**THE EXERCISE**
Leave out any pictures and transcribe all other data below exactly.

**THE DATA**

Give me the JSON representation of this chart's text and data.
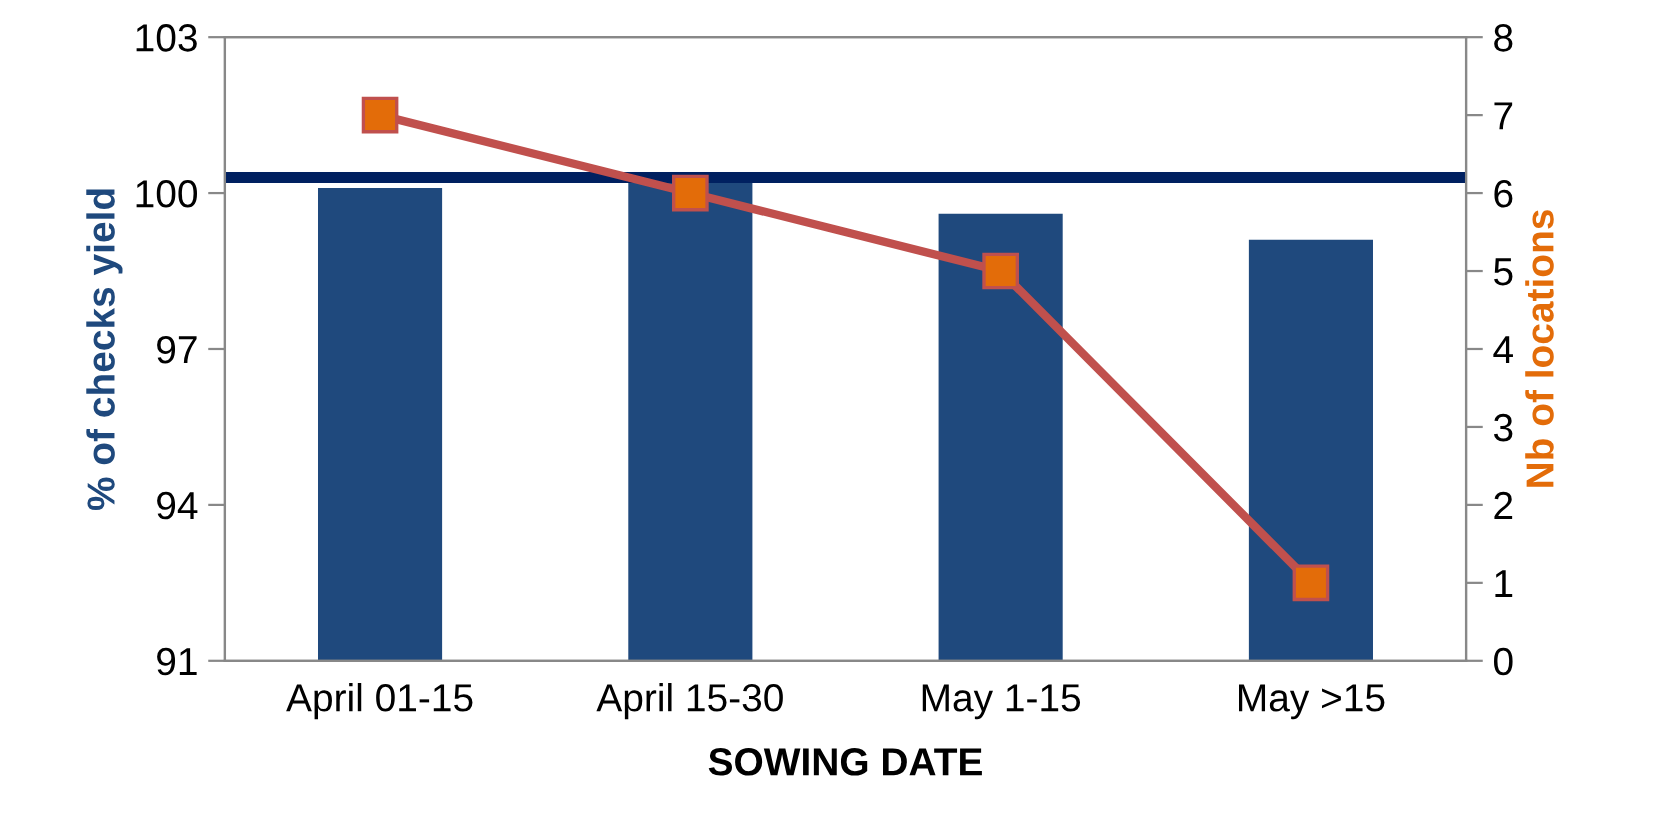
{
  "chart_data": {
    "type": "bar",
    "xlabel": "SOWING DATE",
    "ylabel": "% of checks yield",
    "y2label": "Nb of locations",
    "categories": [
      "April 01-15",
      "April 15-30",
      "May 1-15",
      "May >15"
    ],
    "series": [
      {
        "color": "#1f497d",
        "values": [
          100.1,
          100.3,
          99.6,
          99.1
        ]
      },
      {
        "type": "line",
        "axis": "y2",
        "color": "#c0504d",
        "marker": "square",
        "values": [
          7,
          6,
          5,
          1
        ]
      }
    ],
    "ylim": [
      91,
      103
    ],
    "yticks": [
      91,
      94,
      97,
      100,
      103
    ],
    "y2lim": [
      0,
      8
    ],
    "y2ticks": [
      0,
      1,
      2,
      3,
      4,
      5,
      6,
      7,
      8
    ],
    "ref_lines": [
      {
        "axis": "y",
        "value": 100.3,
        "color": "#002060"
      }
    ],
    "grid": false,
    "legend": false
  }
}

**SOLUTION**
Give me the JSON representation of this chart's text and data.
{
  "chart_data": {
    "type": "bar",
    "xlabel": "SOWING DATE",
    "ylabel": "% of checks yield",
    "y2label": "Nb of locations",
    "categories": [
      "April 01-15",
      "April 15-30",
      "May 1-15",
      "May >15"
    ],
    "series": [
      {
        "color": "#1f497d",
        "values": [
          100.1,
          100.3,
          99.6,
          99.1
        ]
      },
      {
        "type": "line",
        "axis": "y2",
        "color": "#c0504d",
        "marker": "square",
        "values": [
          7,
          6,
          5,
          1
        ]
      }
    ],
    "ylim": [
      91,
      103
    ],
    "yticks": [
      91,
      94,
      97,
      100,
      103
    ],
    "y2lim": [
      0,
      8
    ],
    "y2ticks": [
      0,
      1,
      2,
      3,
      4,
      5,
      6,
      7,
      8
    ],
    "ref_lines": [
      {
        "axis": "y",
        "value": 100.3,
        "color": "#002060"
      }
    ],
    "grid": false,
    "legend": false
  }
}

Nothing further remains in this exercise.